## Directions for this task
Show all lines that include the string "quay"; copy each one.

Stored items

* START *

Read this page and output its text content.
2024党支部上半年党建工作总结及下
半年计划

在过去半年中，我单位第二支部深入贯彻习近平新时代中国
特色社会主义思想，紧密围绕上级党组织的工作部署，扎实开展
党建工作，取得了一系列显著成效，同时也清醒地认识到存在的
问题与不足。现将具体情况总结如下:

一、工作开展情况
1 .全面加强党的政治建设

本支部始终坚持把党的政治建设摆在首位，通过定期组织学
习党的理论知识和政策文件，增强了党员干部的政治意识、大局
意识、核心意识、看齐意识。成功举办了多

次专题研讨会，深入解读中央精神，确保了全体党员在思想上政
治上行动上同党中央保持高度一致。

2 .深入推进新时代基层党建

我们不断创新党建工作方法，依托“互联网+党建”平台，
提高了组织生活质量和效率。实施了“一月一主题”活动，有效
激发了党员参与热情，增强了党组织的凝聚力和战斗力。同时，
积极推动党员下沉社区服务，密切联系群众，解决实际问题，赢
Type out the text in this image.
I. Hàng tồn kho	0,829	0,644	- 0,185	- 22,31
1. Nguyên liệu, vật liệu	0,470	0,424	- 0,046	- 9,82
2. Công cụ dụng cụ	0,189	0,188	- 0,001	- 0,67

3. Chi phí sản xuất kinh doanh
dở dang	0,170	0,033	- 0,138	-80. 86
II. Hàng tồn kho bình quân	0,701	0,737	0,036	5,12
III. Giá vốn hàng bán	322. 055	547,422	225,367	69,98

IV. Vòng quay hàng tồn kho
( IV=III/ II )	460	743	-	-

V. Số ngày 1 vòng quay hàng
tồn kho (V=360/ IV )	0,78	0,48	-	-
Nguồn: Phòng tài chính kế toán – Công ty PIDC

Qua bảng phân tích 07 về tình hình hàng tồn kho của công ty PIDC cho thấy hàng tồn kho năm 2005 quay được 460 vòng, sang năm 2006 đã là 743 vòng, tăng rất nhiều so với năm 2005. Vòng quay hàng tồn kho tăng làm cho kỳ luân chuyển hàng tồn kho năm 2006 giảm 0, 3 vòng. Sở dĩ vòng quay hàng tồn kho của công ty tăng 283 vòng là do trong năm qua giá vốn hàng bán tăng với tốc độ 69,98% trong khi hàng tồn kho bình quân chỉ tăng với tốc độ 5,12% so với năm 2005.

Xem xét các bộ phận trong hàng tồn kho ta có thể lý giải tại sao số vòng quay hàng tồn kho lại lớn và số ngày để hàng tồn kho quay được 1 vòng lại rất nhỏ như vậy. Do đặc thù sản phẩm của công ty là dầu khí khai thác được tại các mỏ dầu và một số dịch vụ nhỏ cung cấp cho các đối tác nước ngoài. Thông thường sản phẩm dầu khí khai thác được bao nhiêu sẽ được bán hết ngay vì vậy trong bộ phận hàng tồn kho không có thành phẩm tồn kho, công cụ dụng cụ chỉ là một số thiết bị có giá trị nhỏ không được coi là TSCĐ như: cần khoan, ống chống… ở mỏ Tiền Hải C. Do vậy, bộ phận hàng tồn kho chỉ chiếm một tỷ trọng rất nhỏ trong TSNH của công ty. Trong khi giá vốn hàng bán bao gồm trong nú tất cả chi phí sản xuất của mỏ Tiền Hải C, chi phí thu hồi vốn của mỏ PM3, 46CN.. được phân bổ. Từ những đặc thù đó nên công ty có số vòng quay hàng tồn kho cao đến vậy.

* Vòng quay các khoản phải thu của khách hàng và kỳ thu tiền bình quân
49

* END *

## The completed task
IV. Vòng quay hàng tồn kho
V. Số ngày 1 vòng quay hàng
Qua bảng phân tích 07 về tình hình hàng tồn kho của công ty PIDC cho thấy hàng tồn kho năm 2005 quay được 460 vòng, sang năm 2006 đã là 743 vòng, tăng rất nhiều so với năm 2005. Vòng quay hàng tồn kho tăng làm cho kỳ luân chuyển hàng tồn kho năm 2006 giảm 0, 3 vòng. Sở dĩ vòng quay hàng tồn kho của công ty tăng 283 vòng là do trong năm qua giá vốn hàng bán tăng với tốc độ 69,98% trong khi hàng tồn kho bình quân chỉ tăng với tốc độ 5,12% so với năm 2005.
Xem xét các bộ phận trong hàng tồn kho ta có thể lý giải tại sao số vòng quay hàng tồn kho lại lớn và số ngày để hàng tồn kho quay được 1 vòng lại rất nhỏ như vậy. Do đặc thù sản phẩm của công ty là dầu khí khai thác được tại các mỏ dầu và một số dịch vụ nhỏ cung cấp cho các đối tác nước ngoài. Thông thường sản phẩm dầu khí khai thác được bao nhiêu sẽ được bán hết ngay vì vậy trong bộ phận hàng tồn kho không có thành phẩm tồn kho, công cụ dụng cụ chỉ là một số thiết bị có giá trị nhỏ không được coi là TSCĐ như: cần khoan, ống chống… ở mỏ Tiền Hải C. Do vậy, bộ phận hàng tồn kho chỉ chiếm một tỷ trọng rất nhỏ trong TSNH của công ty. Trong khi giá vốn hàng bán bao gồm trong nú tất cả chi phí sản xuất của mỏ Tiền Hải C, chi phí thu hồi vốn của mỏ PM3, 46CN.. được phân bổ. Từ những đặc thù đó nên công ty có số vòng quay hàng tồn kho cao đến vậy.
* Vòng quay các khoản phải thu của khách hàng và kỳ thu tiền bình quân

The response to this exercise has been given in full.